### Task prompt
Repeat all the records exactly, omitting pictures.

|---|

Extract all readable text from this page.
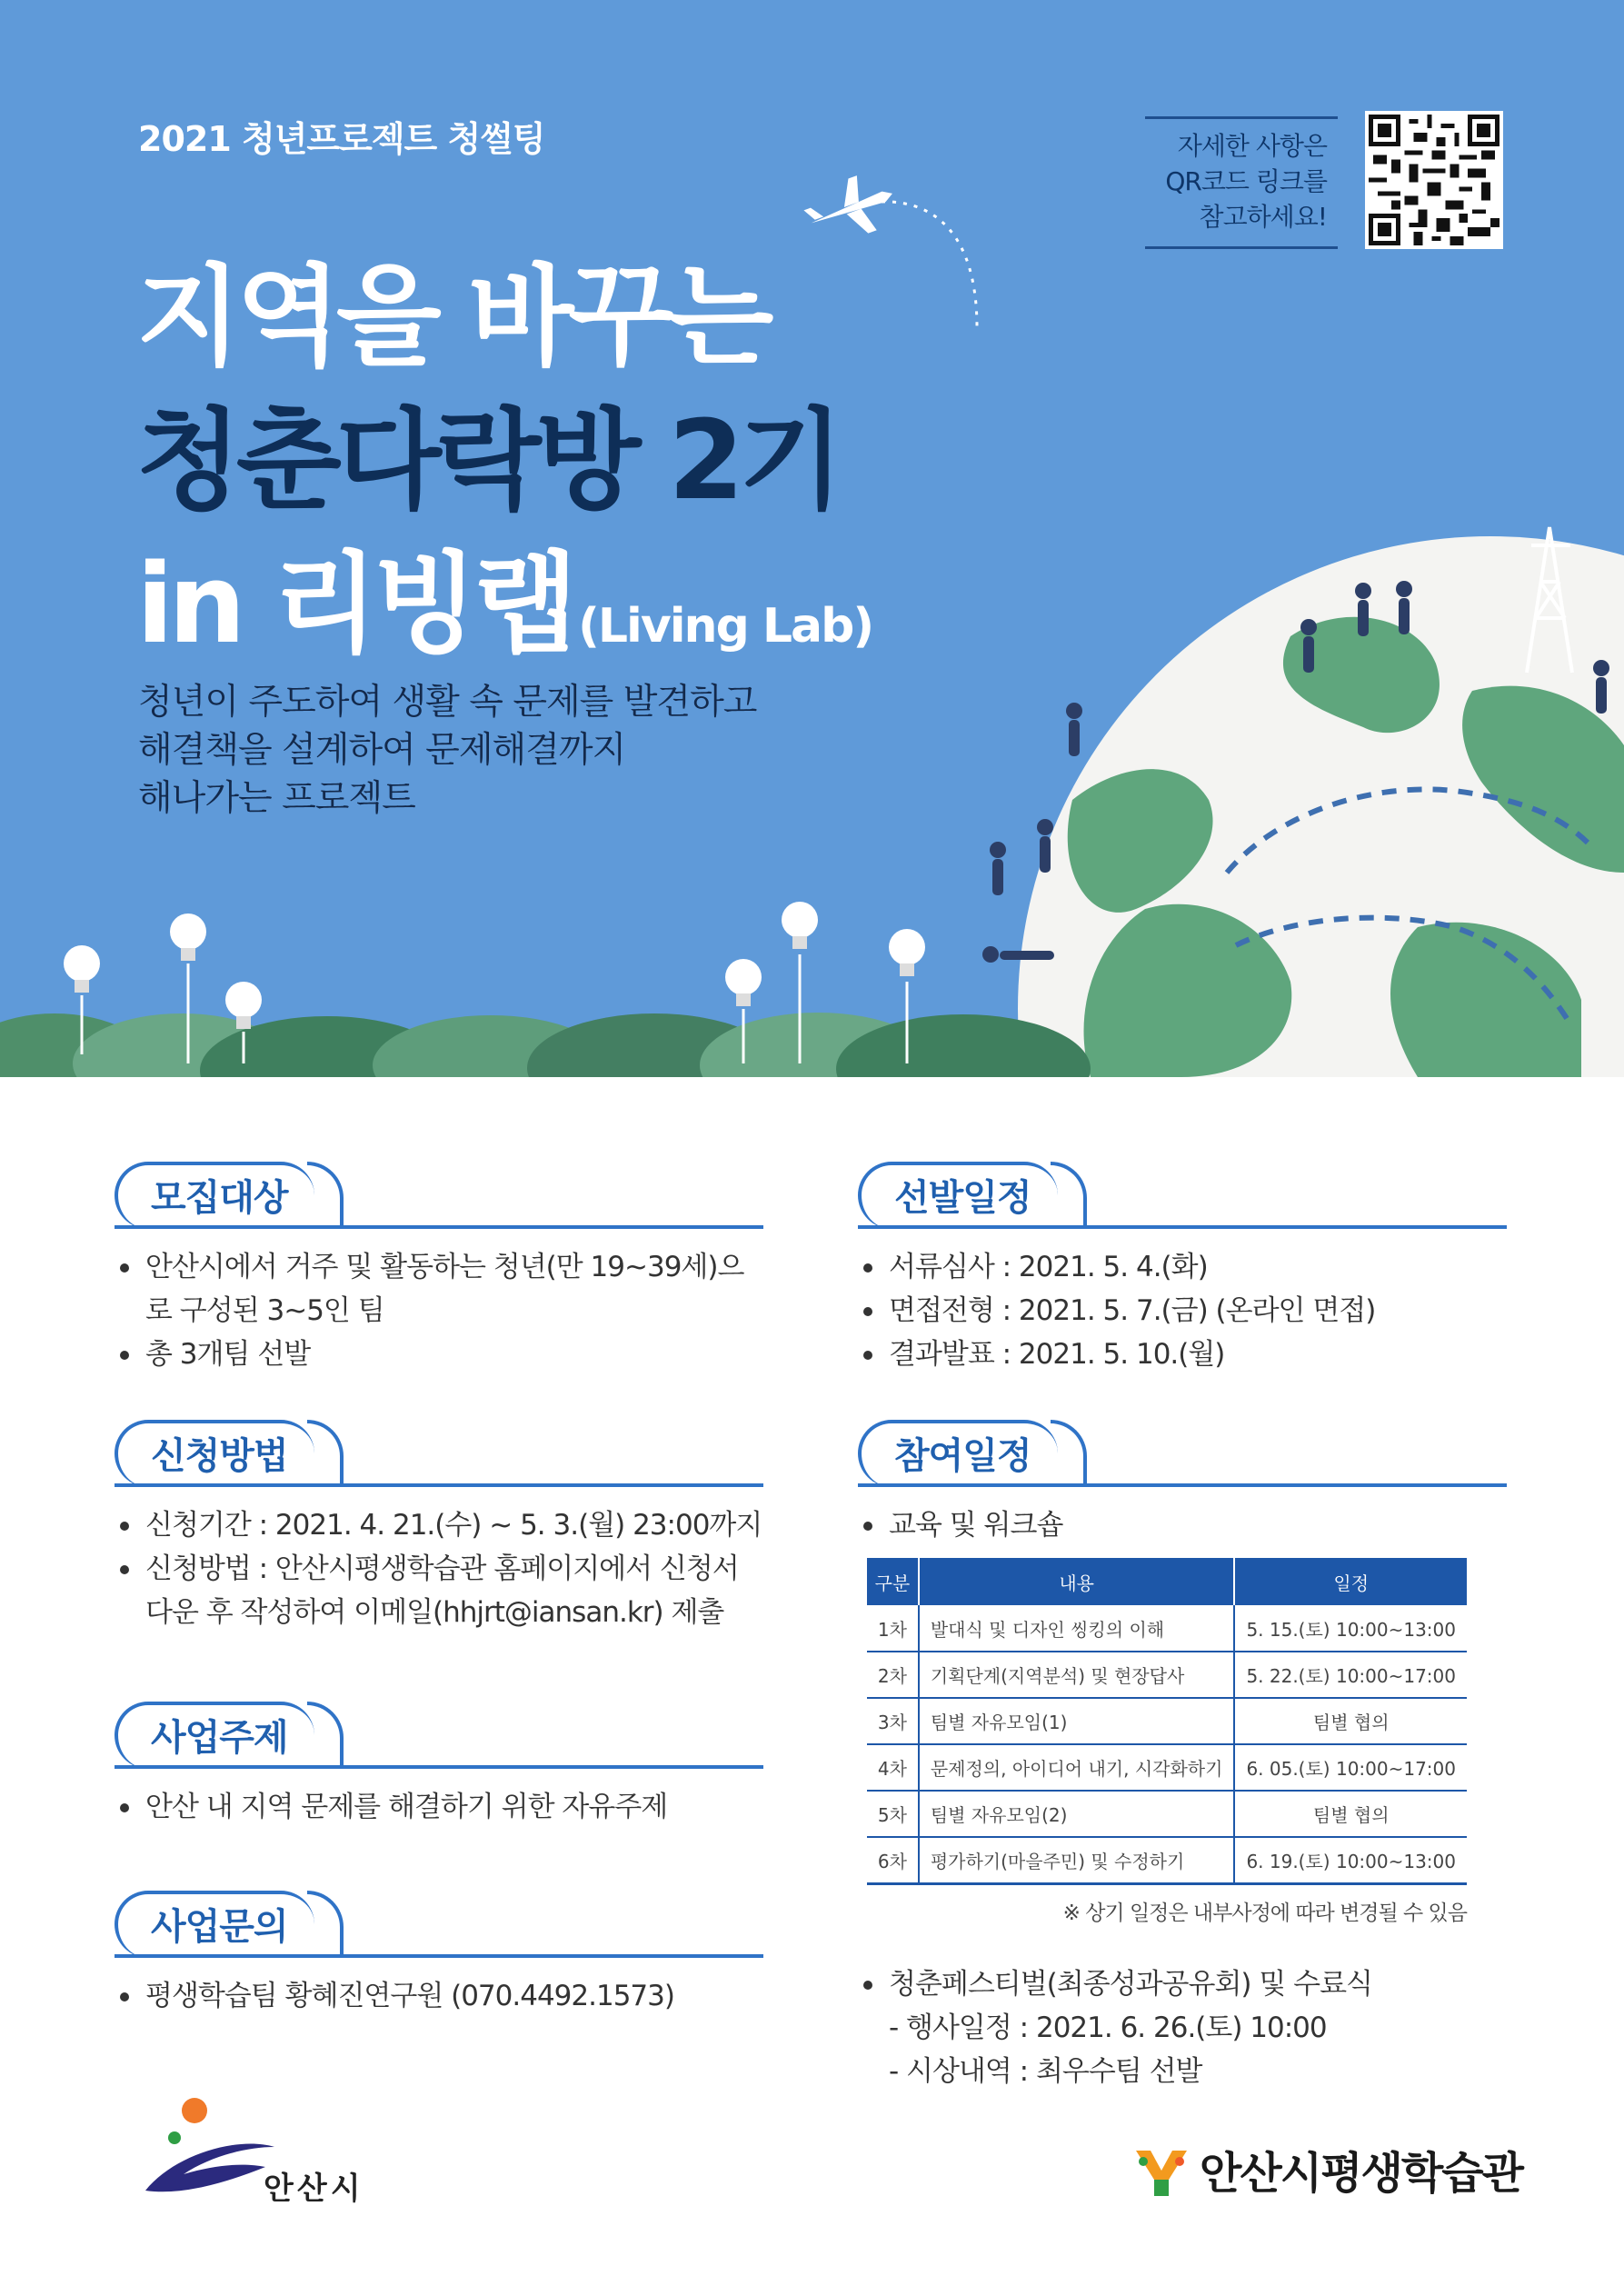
2021 청년프로젝트 청썰팅
지역을 바꾸는
청춘다락방 2기
in 리빙랩 (Living Lab)
청년이 주도하여 생활 속 문제를 발견하고
해결책을 설계하여 문제해결까지
해나가는 프로젝트
자세한 사항은
QR코드 링크를
참고하세요!
모집대상
안산시에서 거주 및 활동하는 청년(만 19~39세)으로 구성된 3~5인 팀
총 3개팀 선발
신청방법
신청기간 : 2021. 4. 21.(수) ~ 5. 3.(월) 23:00까지
신청방법 : 안산시평생학습관 홈페이지에서 신청서 다운 후 작성하여 이메일(hhjrt@iansan.kr) 제출
사업주제
안산 내 지역 문제를 해결하기 위한 자유주제
사업문의
평생학습팀 황혜진연구원 (070.4492.1573)
선발일정
서류심사 : 2021. 5. 4.(화)
면접전형 : 2021. 5. 7.(금) (온라인 면접)
결과발표 : 2021. 5. 10.(월)
참여일정
교육 및 워크숍
구분	내용	일정
1차	발대식 및 디자인 씽킹의 이해	5. 15.(토) 10:00~13:00
2차	기획단계(지역분석) 및 현장답사	5. 22.(토) 10:00~17:00
3차	팀별 자유모임(1)	팀별 협의
4차	문제정의, 아이디어 내기, 시각화하기	6. 05.(토) 10:00~17:00
5차	팀별 자유모임(2)	팀별 협의
6차	평가하기(마을주민) 및 수정하기	6. 19.(토) 10:00~13:00
※ 상기 일정은 내부사정에 따라 변경될 수 있음
청춘페스티벌(최종성과공유회) 및 수료식
- 행사일정 : 2021. 6. 26.(토) 10:00
- 시상내역 : 최우수팀 선발
안산시	안산시평생학습관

|---|

### Written answer
Extract all readable text from this page.
2021 청년프로젝트 청썰팅
지역을 바꾸는
청춘다락방 2기
in 리빙랩 (Living Lab)
청년이 주도하여 생활 속 문제를 발견하고
해결책을 설계하여 문제해결까지
해나가는 프로젝트
자세한 사항은
QR코드 링크를
참고하세요!
모집대상
안산시에서 거주 및 활동하는 청년(만 19~39세)으로 구성된 3~5인 팀
총 3개팀 선발
신청방법
신청기간 : 2021. 4. 21.(수) ~ 5. 3.(월) 23:00까지
신청방법 : 안산시평생학습관 홈페이지에서 신청서 다운 후 작성하여 이메일(hhjrt@iansan.kr) 제출
사업주제
안산 내 지역 문제를 해결하기 위한 자유주제
사업문의
평생학습팀 황혜진연구원 (070.4492.1573)
선발일정
서류심사 : 2021. 5. 4.(화)
면접전형 : 2021. 5. 7.(금) (온라인 면접)
결과발표 : 2021. 5. 10.(월)
참여일정
교육 및 워크숍
구분	내용	일정
1차	발대식 및 디자인 씽킹의 이해	5. 15.(토) 10:00~13:00
2차	기획단계(지역분석) 및 현장답사	5. 22.(토) 10:00~17:00
3차	팀별 자유모임(1)	팀별 협의
4차	문제정의, 아이디어 내기, 시각화하기	6. 05.(토) 10:00~17:00
5차	팀별 자유모임(2)	팀별 협의
6차	평가하기(마을주민) 및 수정하기	6. 19.(토) 10:00~13:00
※ 상기 일정은 내부사정에 따라 변경될 수 있음
청춘페스티벌(최종성과공유회) 및 수료식
- 행사일정 : 2021. 6. 26.(토) 10:00
- 시상내역 : 최우수팀 선발
안산시	안산시평생학습관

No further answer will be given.